--- START Data entries ---

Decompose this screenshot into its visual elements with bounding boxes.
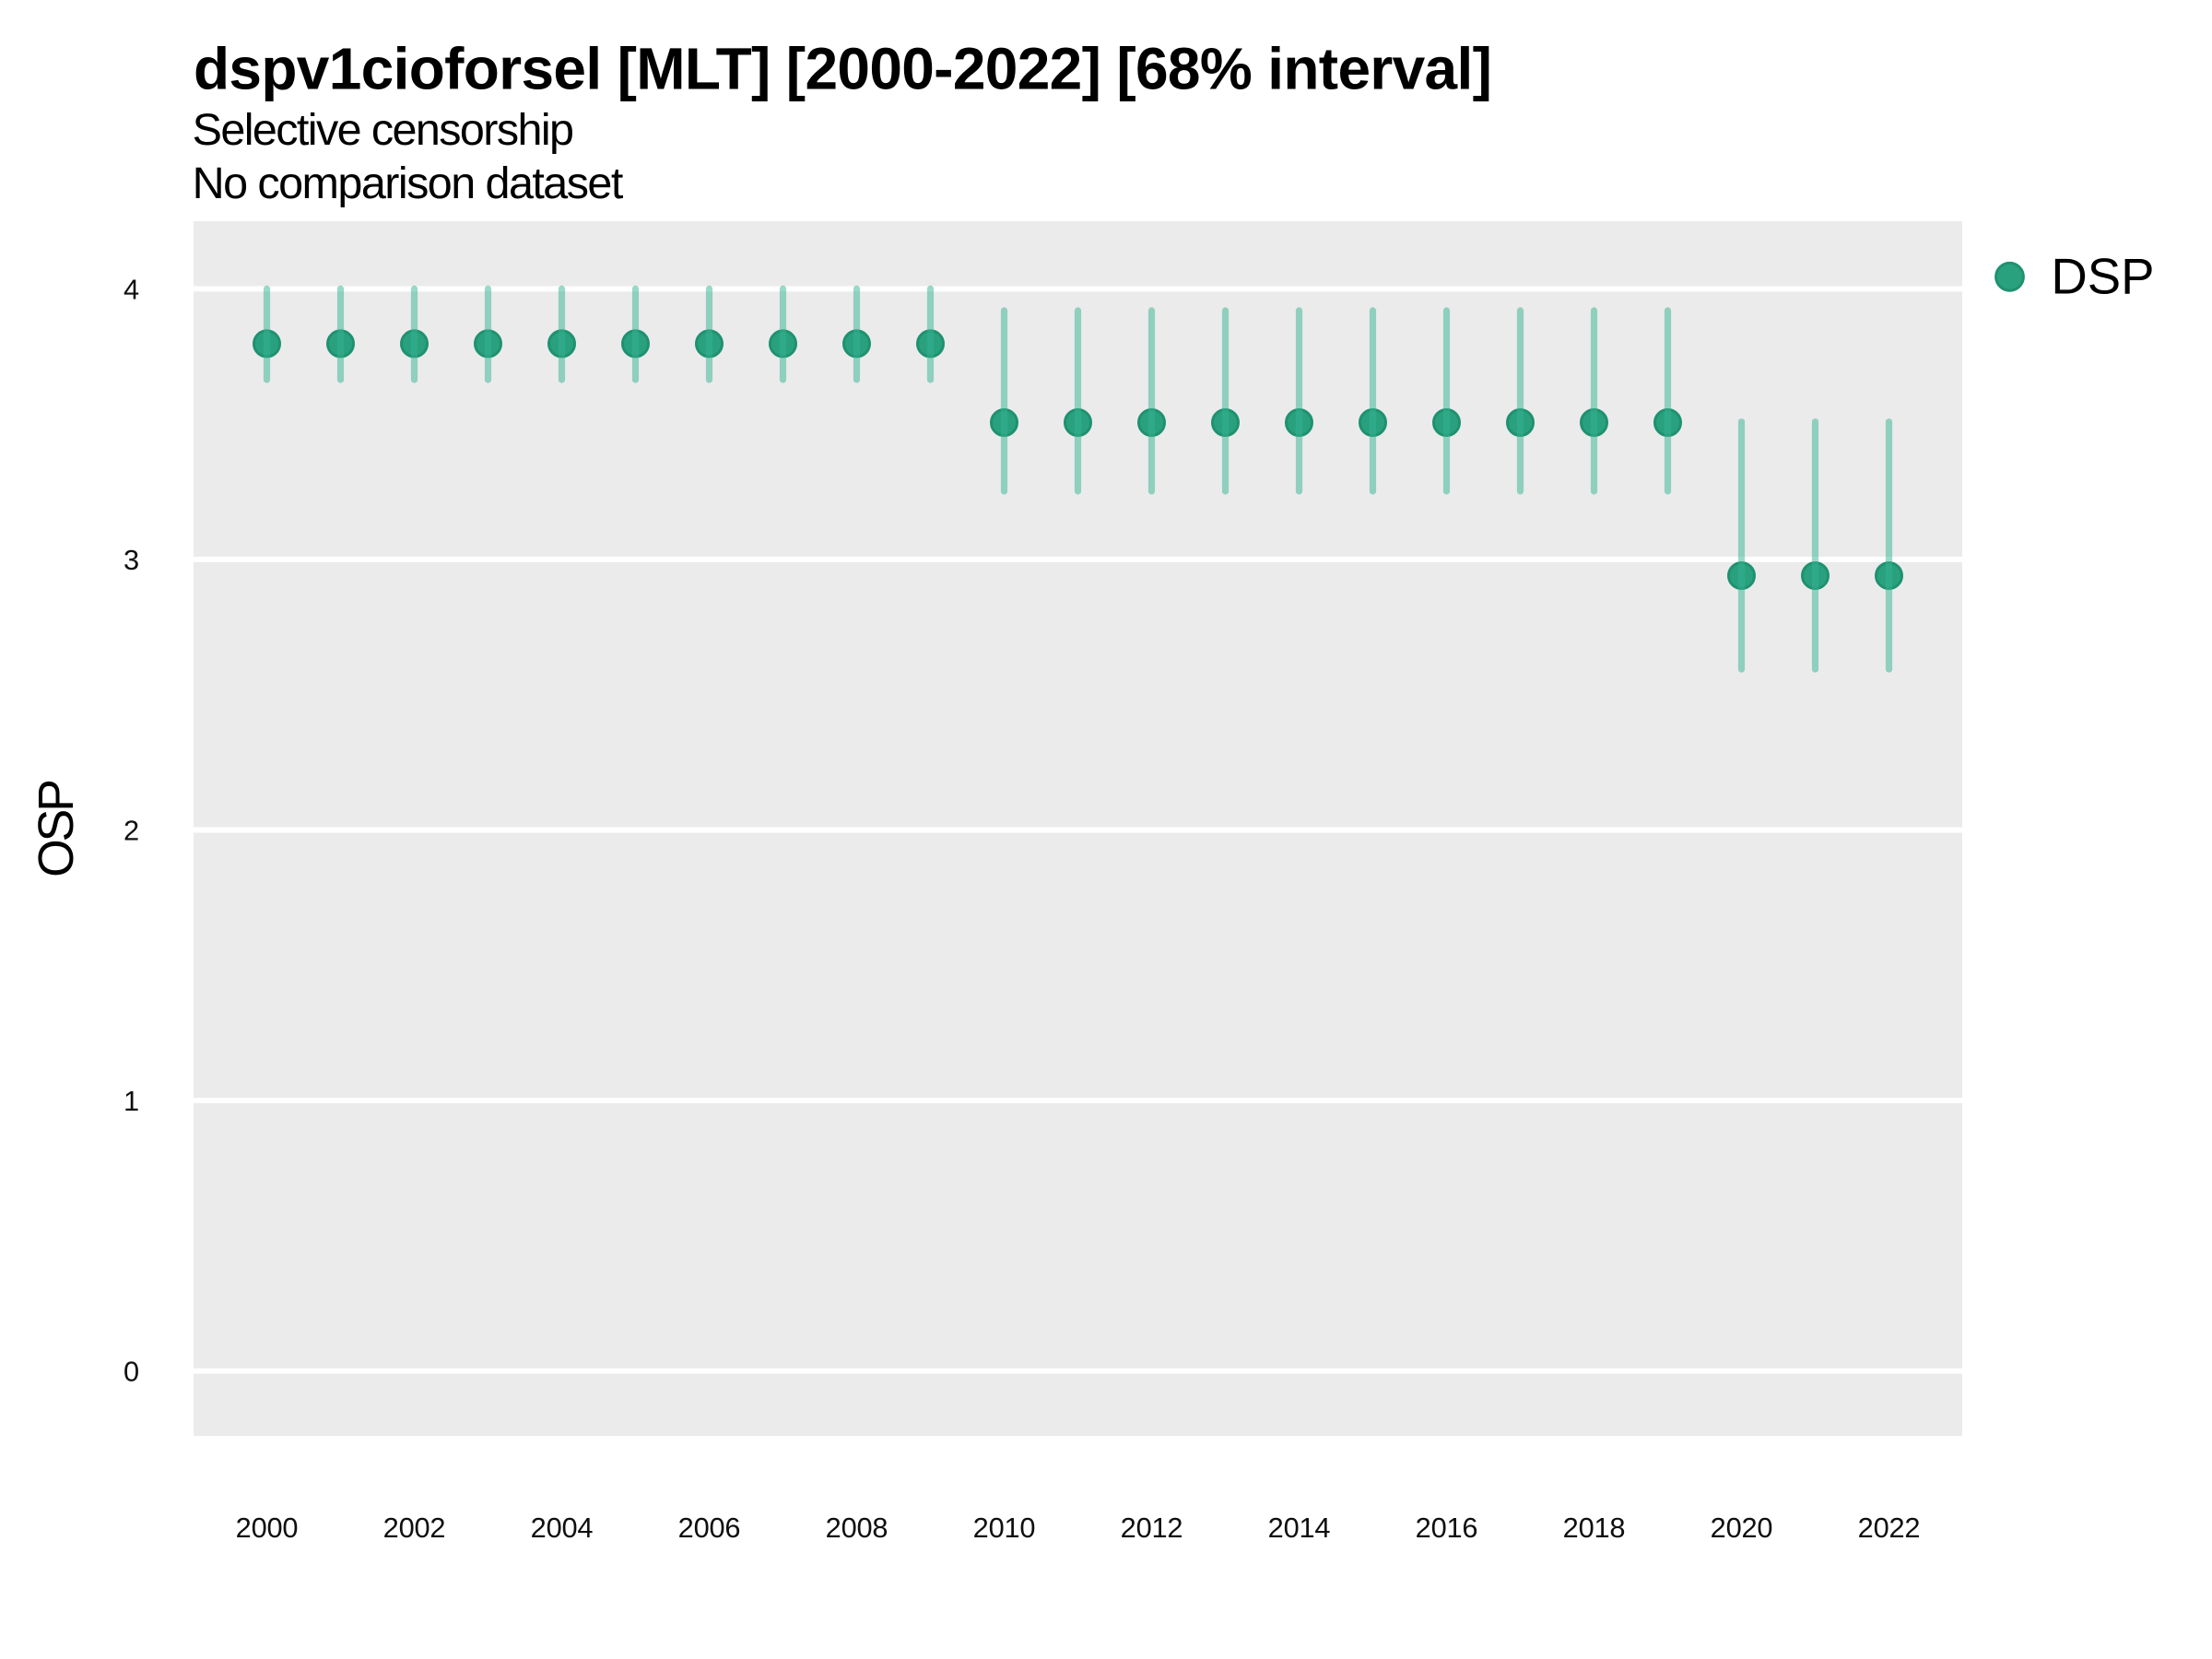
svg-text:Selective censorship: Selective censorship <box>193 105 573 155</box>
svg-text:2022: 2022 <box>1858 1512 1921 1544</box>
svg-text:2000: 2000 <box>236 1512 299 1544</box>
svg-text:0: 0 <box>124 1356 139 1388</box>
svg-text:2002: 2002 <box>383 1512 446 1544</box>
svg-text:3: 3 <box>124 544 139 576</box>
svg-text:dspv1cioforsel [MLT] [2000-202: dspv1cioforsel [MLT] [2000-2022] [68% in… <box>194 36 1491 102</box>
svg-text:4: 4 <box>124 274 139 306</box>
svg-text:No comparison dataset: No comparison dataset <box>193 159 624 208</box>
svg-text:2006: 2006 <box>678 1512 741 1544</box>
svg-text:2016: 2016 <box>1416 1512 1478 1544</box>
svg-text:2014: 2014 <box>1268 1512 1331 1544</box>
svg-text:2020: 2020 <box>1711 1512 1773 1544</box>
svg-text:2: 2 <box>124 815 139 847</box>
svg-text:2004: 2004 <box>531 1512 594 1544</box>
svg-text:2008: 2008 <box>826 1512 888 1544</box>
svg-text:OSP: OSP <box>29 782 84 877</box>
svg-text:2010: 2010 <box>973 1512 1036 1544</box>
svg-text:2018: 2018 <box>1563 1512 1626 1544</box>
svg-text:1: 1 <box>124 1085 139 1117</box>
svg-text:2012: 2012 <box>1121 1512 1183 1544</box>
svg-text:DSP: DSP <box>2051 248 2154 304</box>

--- END Data entries ---
--- START Data entries ---

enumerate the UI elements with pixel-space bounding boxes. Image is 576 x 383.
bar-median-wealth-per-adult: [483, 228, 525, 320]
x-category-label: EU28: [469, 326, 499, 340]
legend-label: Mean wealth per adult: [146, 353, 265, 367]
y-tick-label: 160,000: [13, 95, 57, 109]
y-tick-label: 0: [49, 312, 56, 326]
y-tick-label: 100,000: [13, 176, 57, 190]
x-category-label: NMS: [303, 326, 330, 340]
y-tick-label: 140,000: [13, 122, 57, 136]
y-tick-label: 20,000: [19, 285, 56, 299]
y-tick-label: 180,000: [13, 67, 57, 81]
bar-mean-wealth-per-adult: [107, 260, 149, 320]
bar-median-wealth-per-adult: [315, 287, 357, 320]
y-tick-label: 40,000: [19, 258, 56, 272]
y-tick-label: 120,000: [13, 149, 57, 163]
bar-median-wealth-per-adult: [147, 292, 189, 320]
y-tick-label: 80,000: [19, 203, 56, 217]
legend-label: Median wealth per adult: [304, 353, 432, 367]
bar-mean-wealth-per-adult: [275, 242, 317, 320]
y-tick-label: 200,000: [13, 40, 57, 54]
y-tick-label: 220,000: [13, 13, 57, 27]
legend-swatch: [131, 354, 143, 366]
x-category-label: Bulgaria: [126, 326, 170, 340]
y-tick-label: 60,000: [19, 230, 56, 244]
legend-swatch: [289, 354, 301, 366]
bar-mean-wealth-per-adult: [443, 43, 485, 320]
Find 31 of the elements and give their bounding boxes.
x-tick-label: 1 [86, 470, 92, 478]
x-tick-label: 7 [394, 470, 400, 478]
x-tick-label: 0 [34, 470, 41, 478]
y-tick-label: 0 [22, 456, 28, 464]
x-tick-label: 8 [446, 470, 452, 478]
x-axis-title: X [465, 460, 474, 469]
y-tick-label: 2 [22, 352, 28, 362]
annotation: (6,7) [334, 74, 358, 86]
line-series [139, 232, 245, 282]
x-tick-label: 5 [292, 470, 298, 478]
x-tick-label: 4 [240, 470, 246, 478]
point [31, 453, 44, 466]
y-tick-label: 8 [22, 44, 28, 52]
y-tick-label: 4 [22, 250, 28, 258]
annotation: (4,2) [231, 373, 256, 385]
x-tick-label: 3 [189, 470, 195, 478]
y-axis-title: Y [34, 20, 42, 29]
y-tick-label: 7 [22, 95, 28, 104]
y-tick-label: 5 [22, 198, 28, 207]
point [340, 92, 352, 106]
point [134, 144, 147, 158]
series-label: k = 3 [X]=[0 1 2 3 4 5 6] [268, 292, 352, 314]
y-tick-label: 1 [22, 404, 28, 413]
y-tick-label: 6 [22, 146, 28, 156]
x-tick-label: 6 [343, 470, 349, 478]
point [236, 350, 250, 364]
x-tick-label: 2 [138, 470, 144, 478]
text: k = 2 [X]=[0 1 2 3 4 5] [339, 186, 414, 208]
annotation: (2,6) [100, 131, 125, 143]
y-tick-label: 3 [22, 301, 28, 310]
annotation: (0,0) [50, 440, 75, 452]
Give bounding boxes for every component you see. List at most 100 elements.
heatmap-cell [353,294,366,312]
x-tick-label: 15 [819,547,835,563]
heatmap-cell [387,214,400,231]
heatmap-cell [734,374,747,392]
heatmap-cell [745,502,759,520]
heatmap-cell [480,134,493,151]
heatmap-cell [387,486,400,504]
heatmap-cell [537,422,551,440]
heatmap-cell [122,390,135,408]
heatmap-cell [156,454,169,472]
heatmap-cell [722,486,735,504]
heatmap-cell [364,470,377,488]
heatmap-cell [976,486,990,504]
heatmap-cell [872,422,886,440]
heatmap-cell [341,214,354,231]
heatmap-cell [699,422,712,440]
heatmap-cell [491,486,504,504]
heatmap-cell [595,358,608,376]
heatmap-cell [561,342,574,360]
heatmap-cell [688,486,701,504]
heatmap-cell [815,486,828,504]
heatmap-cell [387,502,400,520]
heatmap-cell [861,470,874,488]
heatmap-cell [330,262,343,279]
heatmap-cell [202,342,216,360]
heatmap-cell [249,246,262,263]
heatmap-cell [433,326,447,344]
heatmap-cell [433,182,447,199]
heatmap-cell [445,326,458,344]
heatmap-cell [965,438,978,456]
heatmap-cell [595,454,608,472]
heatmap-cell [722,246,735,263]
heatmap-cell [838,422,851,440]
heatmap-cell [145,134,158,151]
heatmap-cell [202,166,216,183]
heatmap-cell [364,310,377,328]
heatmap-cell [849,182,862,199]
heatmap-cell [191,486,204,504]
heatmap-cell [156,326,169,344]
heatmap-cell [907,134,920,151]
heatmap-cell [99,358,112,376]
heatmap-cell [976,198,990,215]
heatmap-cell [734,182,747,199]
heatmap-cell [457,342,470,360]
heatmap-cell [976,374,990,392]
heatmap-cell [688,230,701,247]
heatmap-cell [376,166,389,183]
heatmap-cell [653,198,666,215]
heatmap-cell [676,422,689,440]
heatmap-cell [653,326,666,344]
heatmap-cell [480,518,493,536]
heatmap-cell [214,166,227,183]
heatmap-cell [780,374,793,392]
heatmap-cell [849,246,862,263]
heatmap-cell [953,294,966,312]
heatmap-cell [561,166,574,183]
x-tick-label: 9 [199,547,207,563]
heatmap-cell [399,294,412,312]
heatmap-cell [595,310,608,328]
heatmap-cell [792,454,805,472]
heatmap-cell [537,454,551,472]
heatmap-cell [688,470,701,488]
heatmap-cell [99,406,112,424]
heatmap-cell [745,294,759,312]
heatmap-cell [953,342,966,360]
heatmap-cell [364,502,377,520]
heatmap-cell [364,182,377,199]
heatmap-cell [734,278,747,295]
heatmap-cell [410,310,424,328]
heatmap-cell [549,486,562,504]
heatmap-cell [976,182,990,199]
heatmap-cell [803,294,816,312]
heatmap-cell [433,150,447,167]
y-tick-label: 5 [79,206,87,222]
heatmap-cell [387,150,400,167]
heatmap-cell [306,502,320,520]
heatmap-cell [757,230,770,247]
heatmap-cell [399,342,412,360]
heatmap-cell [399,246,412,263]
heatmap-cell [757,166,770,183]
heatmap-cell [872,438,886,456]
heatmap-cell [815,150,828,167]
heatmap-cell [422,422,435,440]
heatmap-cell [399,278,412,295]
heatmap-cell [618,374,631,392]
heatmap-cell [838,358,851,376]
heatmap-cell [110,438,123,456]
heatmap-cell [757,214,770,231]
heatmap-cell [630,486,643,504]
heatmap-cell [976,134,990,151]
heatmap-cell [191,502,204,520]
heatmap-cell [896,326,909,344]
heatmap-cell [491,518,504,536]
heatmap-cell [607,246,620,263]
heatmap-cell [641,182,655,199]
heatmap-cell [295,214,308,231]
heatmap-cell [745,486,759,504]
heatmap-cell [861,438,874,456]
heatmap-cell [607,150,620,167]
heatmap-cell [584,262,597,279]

--- END Data entries ---

● Exercise aim
Reproduce the listing word for word, starting at the line that contains "enumerate the UI" and ending after the line that contains "y-tick-label: 20,000: [19, 285, 56, 299]".

● Final result
enumerate the UI elements with pixel-space bounding boxes. Image is 576 x 383.
bar-median-wealth-per-adult: [483, 228, 525, 320]
x-category-label: EU28: [469, 326, 499, 340]
legend-label: Mean wealth per adult: [146, 353, 265, 367]
y-tick-label: 160,000: [13, 95, 57, 109]
y-tick-label: 0: [49, 312, 56, 326]
y-tick-label: 100,000: [13, 176, 57, 190]
x-category-label: NMS: [303, 326, 330, 340]
y-tick-label: 140,000: [13, 122, 57, 136]
y-tick-label: 20,000: [19, 285, 56, 299]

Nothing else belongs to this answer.